The term energy input labeling involved producers of goods and services determining how much energy is used to produce their product, and then including that information on their product packaging. Energy input labeling is sometimes known by the acronym EIL. Energy input labeling provides the advantage of knowing how much energy was used to produce a product, but it does not indicate how much energy a product uses to operate, such as the European Union energy label or the Energy rating label used in Australia and New Zealand, and is not in itself a standard for energy efficiency such as Energy Saving Trust Recommended or Energy Star.

History
Energy input labeling originated as a project by several energy and economics activists to explore energy accounting.

Usage in industry
Energy input labeling is intended to be easy for producers to implement,  At minimum, they can report and label the energy used by their firm to produce products, which is called "Energy Inputs Added", some sometimes merely "Energy Added." If a firm is able to also account for all of the energy imputed by its suppliers, then a firm can report and label "Total Energy Inputs" or "Total Energy", but this is rare. Energy Input Labeling is being used and further developed by the European Organization for Sustainability.
# # # #
> Goal of the exercise
In the passage on energy input labeling, copy out the text from "Usage in industry" up to and including "Organization for Sustainability.", substituting "company" for every "firm".

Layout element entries
# # # #
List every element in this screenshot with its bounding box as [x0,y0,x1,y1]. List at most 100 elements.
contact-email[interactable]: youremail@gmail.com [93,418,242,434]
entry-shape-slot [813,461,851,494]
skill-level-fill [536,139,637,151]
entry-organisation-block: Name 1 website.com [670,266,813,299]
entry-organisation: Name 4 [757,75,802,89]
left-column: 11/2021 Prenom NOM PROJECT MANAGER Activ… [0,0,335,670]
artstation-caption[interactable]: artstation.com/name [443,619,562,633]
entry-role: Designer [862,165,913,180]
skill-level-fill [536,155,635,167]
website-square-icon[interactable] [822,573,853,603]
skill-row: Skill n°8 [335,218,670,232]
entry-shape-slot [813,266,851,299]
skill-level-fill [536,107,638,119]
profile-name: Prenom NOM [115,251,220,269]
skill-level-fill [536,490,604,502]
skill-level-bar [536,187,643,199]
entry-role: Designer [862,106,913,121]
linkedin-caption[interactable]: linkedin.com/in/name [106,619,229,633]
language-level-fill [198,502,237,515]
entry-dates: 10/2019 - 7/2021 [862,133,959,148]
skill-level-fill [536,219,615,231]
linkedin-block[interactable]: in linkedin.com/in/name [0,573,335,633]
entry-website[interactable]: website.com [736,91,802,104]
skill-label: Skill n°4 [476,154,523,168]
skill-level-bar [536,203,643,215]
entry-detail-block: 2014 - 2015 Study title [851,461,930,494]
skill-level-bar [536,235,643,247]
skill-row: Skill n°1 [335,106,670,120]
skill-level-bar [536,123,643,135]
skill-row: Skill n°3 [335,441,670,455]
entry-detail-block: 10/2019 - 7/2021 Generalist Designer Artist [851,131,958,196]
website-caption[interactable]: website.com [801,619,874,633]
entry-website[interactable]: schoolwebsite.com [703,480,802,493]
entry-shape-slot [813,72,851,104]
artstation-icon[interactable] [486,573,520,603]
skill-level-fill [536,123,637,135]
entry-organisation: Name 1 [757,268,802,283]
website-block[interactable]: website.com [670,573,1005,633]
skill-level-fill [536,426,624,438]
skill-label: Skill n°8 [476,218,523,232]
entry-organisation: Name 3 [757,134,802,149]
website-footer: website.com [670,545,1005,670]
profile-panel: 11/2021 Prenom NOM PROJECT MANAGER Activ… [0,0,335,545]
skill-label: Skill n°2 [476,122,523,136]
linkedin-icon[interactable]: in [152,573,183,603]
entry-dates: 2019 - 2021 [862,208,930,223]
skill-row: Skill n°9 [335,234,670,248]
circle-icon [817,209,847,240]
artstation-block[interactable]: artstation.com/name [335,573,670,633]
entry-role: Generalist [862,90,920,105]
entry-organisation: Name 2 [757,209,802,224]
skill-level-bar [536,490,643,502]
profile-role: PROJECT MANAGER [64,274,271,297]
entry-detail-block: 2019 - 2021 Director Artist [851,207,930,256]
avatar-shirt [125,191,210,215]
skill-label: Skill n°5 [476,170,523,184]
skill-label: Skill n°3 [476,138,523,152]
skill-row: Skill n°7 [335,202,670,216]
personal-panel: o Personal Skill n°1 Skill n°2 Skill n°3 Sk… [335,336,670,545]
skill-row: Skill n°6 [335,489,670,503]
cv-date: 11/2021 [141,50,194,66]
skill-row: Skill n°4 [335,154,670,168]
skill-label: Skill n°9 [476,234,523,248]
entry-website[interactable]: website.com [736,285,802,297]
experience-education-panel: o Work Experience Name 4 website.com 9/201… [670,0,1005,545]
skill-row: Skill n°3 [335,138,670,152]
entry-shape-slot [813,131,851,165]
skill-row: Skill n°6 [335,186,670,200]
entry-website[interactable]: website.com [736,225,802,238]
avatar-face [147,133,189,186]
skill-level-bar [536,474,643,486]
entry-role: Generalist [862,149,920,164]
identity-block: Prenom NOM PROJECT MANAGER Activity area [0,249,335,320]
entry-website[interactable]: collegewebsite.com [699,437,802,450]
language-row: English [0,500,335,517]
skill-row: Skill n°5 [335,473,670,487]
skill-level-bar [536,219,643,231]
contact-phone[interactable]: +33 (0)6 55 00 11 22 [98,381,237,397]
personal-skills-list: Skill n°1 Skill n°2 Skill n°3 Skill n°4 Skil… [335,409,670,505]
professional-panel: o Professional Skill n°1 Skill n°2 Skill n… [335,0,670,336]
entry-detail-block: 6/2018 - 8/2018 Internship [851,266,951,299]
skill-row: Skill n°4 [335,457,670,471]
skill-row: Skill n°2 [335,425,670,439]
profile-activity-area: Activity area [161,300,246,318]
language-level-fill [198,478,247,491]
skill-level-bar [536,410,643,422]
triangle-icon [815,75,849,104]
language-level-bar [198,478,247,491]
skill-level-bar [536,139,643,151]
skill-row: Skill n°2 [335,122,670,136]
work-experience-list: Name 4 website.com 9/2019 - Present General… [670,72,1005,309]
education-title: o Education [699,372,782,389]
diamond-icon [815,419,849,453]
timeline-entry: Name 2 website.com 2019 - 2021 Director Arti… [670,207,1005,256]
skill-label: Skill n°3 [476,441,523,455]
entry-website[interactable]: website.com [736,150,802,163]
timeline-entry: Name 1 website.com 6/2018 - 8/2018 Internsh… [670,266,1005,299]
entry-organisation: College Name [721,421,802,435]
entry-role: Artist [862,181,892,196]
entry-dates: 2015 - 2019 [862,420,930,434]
# # # #
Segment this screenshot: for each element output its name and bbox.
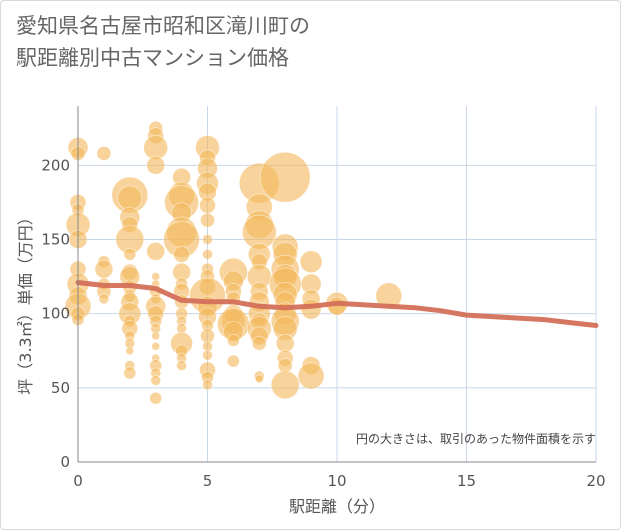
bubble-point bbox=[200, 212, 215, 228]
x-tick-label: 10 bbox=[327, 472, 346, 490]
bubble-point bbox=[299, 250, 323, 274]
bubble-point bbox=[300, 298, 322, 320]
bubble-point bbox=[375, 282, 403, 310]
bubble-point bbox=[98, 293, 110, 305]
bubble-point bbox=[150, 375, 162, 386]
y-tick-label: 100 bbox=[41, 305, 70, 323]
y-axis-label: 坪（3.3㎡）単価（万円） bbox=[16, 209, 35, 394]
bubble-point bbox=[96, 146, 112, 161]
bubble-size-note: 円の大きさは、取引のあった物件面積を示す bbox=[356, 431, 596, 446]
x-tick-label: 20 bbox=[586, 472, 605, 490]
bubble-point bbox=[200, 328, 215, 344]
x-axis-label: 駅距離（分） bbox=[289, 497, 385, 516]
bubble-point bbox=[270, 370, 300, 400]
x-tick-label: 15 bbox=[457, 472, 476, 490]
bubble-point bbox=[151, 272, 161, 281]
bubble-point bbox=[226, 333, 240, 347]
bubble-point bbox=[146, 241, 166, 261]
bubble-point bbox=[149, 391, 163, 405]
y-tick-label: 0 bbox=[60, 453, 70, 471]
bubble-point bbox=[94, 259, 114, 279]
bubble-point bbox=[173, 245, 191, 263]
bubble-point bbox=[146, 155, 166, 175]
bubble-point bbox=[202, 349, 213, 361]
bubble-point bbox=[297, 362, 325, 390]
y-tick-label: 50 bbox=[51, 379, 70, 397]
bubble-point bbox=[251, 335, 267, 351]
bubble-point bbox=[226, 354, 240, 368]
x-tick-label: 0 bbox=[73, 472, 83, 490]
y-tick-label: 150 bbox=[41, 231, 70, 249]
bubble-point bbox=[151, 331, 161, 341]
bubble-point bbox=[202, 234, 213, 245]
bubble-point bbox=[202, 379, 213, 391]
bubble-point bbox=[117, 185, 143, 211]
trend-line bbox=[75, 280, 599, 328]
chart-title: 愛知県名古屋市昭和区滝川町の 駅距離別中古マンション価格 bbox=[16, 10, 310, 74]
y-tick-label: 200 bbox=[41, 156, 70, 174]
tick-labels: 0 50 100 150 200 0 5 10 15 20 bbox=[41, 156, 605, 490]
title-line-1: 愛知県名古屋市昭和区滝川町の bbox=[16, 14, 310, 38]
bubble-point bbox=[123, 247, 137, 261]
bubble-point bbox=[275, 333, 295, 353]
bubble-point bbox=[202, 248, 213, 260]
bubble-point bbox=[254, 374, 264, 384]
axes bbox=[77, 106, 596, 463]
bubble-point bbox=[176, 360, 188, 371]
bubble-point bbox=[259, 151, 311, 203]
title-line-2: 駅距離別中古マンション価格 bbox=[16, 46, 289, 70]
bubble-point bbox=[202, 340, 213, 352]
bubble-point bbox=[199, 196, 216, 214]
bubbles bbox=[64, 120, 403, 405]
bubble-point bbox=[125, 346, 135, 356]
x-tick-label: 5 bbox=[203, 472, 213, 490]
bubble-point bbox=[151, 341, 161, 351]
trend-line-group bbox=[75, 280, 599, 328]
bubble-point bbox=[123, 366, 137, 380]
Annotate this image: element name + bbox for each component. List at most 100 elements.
# # # #
> Written solution
Usage in industry
Energy input labeling is intended to be easy for producers to implement,  At minimum, they can report and label the energy used by their company to produce products, which is called "Energy Inputs Added", some sometimes merely "Energy Added." If a company is able to also account for all of the energy imputed by its suppliers, then a company can report and label "Total Energy Inputs" or "Total Energy", but this is rare. Energy Input Labeling is being used and further developed by the European Organization for Sustainability.